Directive: Repeat the lines below exactly as they appear, but leave out the images.

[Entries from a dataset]
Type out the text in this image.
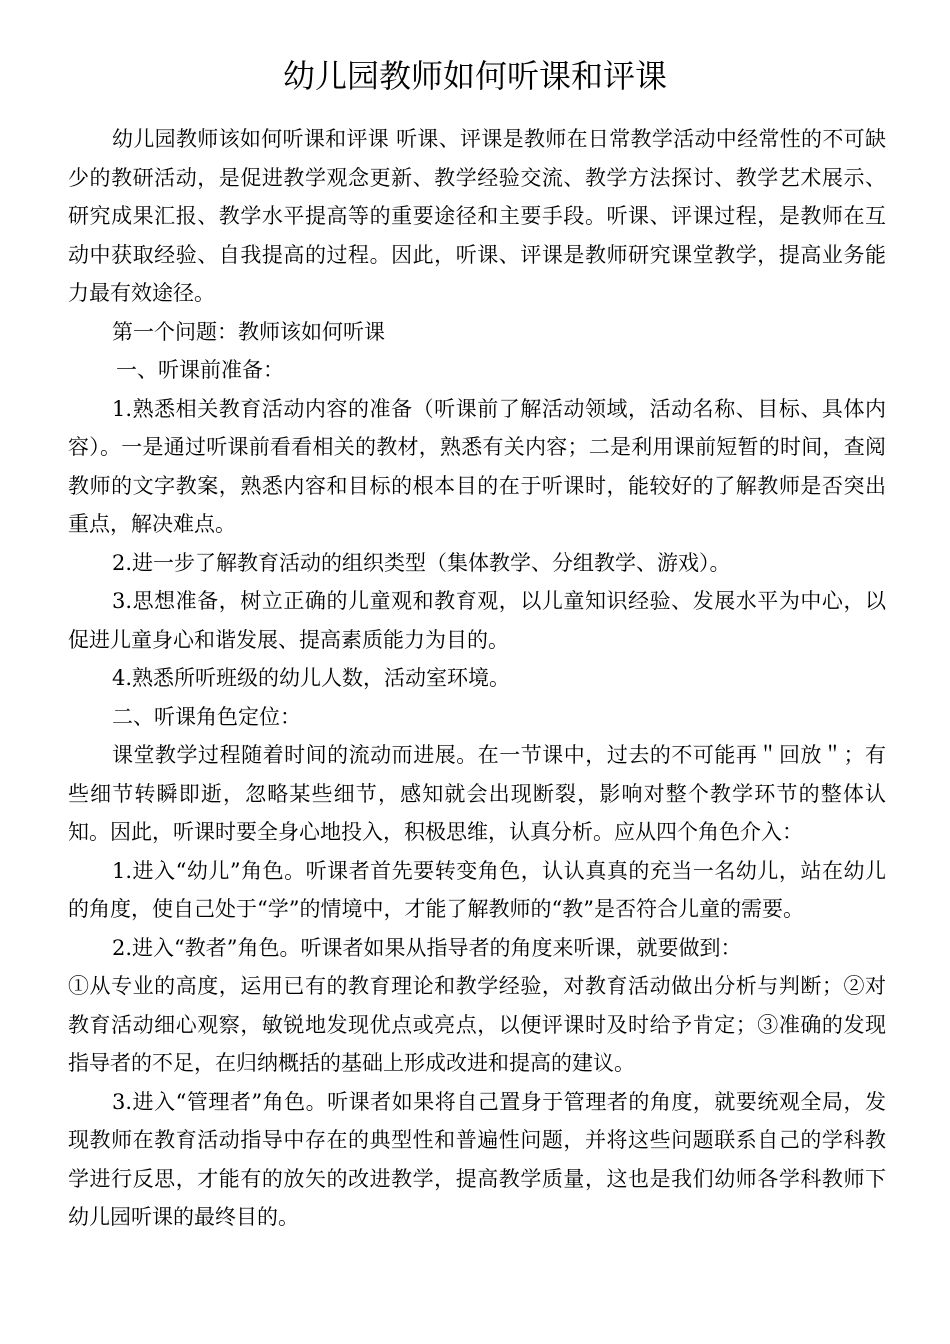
幼儿园教师如何听课和评课

幼儿园教师该如何听课和评课 听课、评课是教师在日常教学活动中经常性的不可缺少的教研活动，是促进教学观念更新、教学经验交流、教学方法探讨、教学艺术展示、研究成果汇报、教学水平提高等的重要途径和主要手段。听课、评课过程，是教师在互动中获取经验、自我提高的过程。因此，听课、评课是教师研究课堂教学，提高业务能力最有效途径。

第一个问题：教师该如何听课

一、听课前准备：

1.熟悉相关教育活动内容的准备（听课前了解活动领域，活动名称、目标、具体内容）。一是通过听课前看看相关的教材，熟悉有关内容；二是利用课前短暂的时间，查阅教师的文字教案，熟悉内容和目标的根本目的在于听课时，能较好的了解教师是否突出重点，解决难点。

2.进一步了解教育活动的组织类型（集体教学、分组教学、游戏）。

3.思想准备，树立正确的儿童观和教育观，以儿童知识经验、发展水平为中心，以促进儿童身心和谐发展、提高素质能力为目的。

4.熟悉所听班级的幼儿人数，活动室环境。

二、听课角色定位：

课堂教学过程随着时间的流动而进展。在一节课中，过去的不可能再＂回放＂；有些细节转瞬即逝，忽略某些细节，感知就会出现断裂，影响对整个教学环节的整体认知。因此，听课时要全身心地投入，积极思维，认真分析。应从四个角色介入：

1.进入“幼儿”角色。听课者首先要转变角色，认认真真的充当一名幼儿，站在幼儿的角度，使自己处于“学”的情境中，才能了解教师的“教”是否符合儿童的需要。

2.进入“教者”角色。听课者如果从指导者的角度来听课，就要做到：

①从专业的高度，运用已有的教育理论和教学经验，对教育活动做出分析与判断；②对教育活动细心观察，敏锐地发现优点或亮点，以便评课时及时给予肯定；③准确的发现指导者的不足，在归纳概括的基础上形成改进和提高的建议。

3.进入“管理者”角色。听课者如果将自己置身于管理者的角度，就要统观全局，发现教师在教育活动指导中存在的典型性和普遍性问题，并将这些问题联系自己的学科教学进行反思，才能有的放矢的改进教学，提高教学质量，这也是我们幼师各学科教师下幼儿园听课的最终目的。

Output for this task:
Type out the text in this image.
幼儿园教师如何听课和评课

幼儿园教师该如何听课和评课 听课、评课是教师在日常教学活动中经常性的不可缺少的教研活动，是促进教学观念更新、教学经验交流、教学方法探讨、教学艺术展示、研究成果汇报、教学水平提高等的重要途径和主要手段。听课、评课过程，是教师在互动中获取经验、自我提高的过程。因此，听课、评课是教师研究课堂教学，提高业务能力最有效途径。

第一个问题：教师该如何听课

一、听课前准备：

1.熟悉相关教育活动内容的准备（听课前了解活动领域，活动名称、目标、具体内容）。一是通过听课前看看相关的教材，熟悉有关内容；二是利用课前短暂的时间，查阅教师的文字教案，熟悉内容和目标的根本目的在于听课时，能较好的了解教师是否突出重点，解决难点。

2.进一步了解教育活动的组织类型（集体教学、分组教学、游戏）。

3.思想准备，树立正确的儿童观和教育观，以儿童知识经验、发展水平为中心，以促进儿童身心和谐发展、提高素质能力为目的。

4.熟悉所听班级的幼儿人数，活动室环境。

二、听课角色定位：

课堂教学过程随着时间的流动而进展。在一节课中，过去的不可能再＂回放＂；有些细节转瞬即逝，忽略某些细节，感知就会出现断裂，影响对整个教学环节的整体认知。因此，听课时要全身心地投入，积极思维，认真分析。应从四个角色介入：

1.进入“幼儿”角色。听课者首先要转变角色，认认真真的充当一名幼儿，站在幼儿的角度，使自己处于“学”的情境中，才能了解教师的“教”是否符合儿童的需要。

2.进入“教者”角色。听课者如果从指导者的角度来听课，就要做到：

①从专业的高度，运用已有的教育理论和教学经验，对教育活动做出分析与判断；②对教育活动细心观察，敏锐地发现优点或亮点，以便评课时及时给予肯定；③准确的发现指导者的不足，在归纳概括的基础上形成改进和提高的建议。

3.进入“管理者”角色。听课者如果将自己置身于管理者的角度，就要统观全局，发现教师在教育活动指导中存在的典型性和普遍性问题，并将这些问题联系自己的学科教学进行反思，才能有的放矢的改进教学，提高教学质量，这也是我们幼师各学科教师下幼儿园听课的最终目的。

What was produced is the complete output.